> [AIM]: In the data below, find every line with the string "расходов" and pull it out.

> [DATASET EXTRACT]:

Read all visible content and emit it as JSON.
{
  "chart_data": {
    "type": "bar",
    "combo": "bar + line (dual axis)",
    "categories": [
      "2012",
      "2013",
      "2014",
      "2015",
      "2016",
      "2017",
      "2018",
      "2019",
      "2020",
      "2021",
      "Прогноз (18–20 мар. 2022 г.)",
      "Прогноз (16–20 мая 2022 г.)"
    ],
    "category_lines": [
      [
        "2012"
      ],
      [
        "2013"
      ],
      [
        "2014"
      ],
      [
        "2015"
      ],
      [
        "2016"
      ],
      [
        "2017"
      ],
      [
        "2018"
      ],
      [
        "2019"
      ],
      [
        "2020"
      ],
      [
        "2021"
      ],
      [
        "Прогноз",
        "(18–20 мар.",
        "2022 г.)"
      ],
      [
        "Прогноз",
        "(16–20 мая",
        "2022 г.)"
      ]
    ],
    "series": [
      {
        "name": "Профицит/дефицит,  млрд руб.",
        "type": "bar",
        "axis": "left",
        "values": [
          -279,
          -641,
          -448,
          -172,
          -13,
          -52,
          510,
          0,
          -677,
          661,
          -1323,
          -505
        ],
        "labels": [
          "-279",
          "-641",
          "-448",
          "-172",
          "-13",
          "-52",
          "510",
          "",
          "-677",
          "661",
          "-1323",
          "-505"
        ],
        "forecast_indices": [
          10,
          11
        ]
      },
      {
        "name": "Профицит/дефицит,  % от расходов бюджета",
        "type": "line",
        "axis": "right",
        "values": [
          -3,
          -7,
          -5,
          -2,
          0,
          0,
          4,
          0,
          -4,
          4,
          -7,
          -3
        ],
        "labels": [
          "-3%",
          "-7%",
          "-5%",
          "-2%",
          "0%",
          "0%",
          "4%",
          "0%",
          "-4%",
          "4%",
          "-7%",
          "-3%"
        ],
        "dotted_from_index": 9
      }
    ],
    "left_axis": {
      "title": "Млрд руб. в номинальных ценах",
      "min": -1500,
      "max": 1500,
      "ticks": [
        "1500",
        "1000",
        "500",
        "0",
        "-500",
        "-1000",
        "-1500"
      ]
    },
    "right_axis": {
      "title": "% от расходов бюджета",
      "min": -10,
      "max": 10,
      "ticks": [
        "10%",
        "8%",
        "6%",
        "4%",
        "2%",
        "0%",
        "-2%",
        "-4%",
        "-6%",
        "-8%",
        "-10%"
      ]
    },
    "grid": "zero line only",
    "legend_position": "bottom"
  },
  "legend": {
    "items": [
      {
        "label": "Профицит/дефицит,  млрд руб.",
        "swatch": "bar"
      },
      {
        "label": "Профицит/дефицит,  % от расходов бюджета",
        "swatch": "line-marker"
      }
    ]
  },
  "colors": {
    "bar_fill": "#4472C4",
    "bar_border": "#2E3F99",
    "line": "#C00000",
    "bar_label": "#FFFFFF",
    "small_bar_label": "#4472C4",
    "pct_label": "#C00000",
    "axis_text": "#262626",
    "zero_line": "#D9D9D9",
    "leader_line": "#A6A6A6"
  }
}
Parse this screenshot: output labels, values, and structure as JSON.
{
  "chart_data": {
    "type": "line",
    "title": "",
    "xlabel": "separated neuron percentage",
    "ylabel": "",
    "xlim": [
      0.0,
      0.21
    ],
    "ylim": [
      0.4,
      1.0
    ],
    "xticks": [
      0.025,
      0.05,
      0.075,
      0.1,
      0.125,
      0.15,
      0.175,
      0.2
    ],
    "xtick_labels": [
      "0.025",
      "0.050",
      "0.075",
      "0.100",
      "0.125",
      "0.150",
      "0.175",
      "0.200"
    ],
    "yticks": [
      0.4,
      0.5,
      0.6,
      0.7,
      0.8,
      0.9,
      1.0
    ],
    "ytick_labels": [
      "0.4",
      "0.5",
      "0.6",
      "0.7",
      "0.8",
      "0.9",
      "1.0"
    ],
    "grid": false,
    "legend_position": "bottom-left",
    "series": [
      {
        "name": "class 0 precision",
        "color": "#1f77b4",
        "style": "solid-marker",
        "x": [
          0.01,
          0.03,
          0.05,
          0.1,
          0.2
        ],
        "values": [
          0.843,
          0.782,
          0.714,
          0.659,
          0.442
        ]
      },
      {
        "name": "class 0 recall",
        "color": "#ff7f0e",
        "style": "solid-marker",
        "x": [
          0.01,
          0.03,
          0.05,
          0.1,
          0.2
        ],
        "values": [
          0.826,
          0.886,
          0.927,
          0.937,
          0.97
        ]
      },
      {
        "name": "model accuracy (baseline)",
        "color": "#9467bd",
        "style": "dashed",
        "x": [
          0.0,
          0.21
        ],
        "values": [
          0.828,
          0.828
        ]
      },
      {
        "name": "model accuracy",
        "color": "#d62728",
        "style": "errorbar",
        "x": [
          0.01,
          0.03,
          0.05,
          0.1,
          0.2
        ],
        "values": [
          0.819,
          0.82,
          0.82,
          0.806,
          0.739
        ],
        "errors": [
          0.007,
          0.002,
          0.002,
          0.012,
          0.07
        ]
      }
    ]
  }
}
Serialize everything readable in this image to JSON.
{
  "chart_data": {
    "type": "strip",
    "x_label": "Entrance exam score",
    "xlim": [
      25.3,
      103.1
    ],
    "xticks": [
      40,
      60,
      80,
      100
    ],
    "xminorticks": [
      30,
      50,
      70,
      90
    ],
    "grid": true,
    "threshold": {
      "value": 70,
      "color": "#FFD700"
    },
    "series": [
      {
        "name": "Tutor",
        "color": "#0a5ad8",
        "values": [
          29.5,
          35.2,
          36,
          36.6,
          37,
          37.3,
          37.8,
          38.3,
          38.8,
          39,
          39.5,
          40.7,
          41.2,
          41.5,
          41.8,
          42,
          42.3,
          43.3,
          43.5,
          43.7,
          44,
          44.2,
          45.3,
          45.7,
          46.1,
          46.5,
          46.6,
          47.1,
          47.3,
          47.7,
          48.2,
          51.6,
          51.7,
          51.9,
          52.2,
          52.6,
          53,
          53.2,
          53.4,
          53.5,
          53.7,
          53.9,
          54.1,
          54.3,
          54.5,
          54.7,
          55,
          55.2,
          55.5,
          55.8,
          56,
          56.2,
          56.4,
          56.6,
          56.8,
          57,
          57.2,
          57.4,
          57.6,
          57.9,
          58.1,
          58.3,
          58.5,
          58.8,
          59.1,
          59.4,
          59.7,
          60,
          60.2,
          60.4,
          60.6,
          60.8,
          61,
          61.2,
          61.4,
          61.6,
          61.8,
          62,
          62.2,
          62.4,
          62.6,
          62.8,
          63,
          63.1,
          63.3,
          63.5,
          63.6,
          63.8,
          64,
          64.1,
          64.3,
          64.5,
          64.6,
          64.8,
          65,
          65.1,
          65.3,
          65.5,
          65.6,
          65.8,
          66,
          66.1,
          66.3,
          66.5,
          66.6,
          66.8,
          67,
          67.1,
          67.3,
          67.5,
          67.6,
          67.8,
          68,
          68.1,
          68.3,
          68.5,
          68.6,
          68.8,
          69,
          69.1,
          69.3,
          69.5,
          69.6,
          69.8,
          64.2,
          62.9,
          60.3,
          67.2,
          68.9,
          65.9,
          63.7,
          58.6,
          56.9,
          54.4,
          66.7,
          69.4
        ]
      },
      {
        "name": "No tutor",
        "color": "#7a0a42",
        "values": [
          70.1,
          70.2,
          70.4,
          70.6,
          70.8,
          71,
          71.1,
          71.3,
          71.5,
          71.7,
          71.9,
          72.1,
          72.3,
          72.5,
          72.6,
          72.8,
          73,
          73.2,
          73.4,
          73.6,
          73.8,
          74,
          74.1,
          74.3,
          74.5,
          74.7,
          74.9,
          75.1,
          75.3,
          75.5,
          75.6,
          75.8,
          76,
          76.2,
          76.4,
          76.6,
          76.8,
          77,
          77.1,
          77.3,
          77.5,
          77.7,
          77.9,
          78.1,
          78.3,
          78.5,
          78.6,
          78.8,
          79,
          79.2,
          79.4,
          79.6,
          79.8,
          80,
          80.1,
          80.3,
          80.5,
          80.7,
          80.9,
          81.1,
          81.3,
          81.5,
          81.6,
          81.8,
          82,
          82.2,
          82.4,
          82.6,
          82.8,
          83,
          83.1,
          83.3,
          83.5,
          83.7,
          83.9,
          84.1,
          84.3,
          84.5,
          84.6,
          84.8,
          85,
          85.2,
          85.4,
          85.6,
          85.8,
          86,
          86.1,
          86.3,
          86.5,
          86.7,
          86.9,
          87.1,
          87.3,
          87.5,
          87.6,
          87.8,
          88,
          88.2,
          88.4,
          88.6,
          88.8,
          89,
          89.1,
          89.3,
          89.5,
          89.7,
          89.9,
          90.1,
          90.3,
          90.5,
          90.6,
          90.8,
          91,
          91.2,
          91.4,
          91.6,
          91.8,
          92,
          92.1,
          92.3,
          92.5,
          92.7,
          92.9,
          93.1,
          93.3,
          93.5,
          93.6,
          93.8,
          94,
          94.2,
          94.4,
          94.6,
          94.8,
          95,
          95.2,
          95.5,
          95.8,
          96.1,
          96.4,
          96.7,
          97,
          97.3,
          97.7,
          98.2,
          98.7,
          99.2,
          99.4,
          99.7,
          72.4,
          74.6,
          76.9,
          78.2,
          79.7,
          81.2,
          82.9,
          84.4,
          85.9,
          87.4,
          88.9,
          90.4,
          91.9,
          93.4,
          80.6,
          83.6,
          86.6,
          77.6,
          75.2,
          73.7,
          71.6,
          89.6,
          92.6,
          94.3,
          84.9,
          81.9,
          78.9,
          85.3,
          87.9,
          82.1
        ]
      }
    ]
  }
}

> [ANSWER BELOW]:
        "name": "Профицит/дефицит,  % от расходов бюджета",
      "title": "% от расходов бюджета",
        "label": "Профицит/дефицит,  % от расходов бюджета",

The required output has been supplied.